Records from a data collection:
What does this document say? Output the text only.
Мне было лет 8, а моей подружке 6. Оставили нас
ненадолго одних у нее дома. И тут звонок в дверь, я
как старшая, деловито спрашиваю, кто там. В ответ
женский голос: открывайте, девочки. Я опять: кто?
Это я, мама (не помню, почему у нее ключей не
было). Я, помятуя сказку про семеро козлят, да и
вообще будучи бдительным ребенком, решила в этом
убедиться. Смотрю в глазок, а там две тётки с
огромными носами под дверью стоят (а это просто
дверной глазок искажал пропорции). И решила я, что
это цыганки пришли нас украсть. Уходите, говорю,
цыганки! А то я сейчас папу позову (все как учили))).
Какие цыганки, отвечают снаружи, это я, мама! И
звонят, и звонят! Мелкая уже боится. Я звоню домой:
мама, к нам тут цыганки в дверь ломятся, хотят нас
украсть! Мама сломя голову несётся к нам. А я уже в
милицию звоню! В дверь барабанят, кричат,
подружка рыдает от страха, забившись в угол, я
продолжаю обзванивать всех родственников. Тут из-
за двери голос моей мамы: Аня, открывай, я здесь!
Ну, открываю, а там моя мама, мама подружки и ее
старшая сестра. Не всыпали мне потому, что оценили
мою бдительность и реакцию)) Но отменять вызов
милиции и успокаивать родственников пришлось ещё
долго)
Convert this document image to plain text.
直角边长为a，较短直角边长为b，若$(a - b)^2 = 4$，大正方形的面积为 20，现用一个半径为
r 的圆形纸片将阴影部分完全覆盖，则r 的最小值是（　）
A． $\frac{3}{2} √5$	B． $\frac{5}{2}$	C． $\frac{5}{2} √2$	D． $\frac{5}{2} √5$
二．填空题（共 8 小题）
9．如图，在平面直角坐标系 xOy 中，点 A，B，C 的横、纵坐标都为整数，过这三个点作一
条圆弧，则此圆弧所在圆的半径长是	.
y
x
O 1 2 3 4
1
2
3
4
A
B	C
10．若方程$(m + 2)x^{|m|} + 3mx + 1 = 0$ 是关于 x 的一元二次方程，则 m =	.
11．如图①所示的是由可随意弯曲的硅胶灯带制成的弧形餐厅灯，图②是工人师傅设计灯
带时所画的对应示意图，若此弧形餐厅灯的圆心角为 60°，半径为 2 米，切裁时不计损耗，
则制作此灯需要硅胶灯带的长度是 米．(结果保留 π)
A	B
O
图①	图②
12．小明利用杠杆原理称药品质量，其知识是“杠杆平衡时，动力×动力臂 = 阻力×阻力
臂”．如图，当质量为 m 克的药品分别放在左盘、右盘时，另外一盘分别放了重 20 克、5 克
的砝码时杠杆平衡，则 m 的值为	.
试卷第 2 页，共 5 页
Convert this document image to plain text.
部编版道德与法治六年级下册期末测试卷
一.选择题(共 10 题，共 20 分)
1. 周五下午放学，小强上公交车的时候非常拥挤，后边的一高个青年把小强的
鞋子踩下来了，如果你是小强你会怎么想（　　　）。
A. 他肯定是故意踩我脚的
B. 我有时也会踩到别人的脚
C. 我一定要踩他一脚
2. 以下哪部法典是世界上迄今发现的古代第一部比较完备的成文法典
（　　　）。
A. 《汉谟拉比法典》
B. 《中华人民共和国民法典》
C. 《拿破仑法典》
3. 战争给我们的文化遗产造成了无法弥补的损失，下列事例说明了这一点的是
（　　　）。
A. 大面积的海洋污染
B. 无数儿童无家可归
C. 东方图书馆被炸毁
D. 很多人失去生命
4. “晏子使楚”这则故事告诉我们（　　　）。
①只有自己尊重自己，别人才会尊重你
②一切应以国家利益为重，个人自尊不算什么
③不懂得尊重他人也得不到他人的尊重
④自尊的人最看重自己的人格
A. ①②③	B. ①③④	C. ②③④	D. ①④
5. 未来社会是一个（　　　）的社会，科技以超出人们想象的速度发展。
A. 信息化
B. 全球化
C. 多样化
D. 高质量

## What you should do:
Copy all lines from the entries that contain the word "голос".

## Result for this exercise:
женский голос: открывайте, девочки. Я опять: кто?
за двери голос моей мамы: Аня, открывай, я здесь!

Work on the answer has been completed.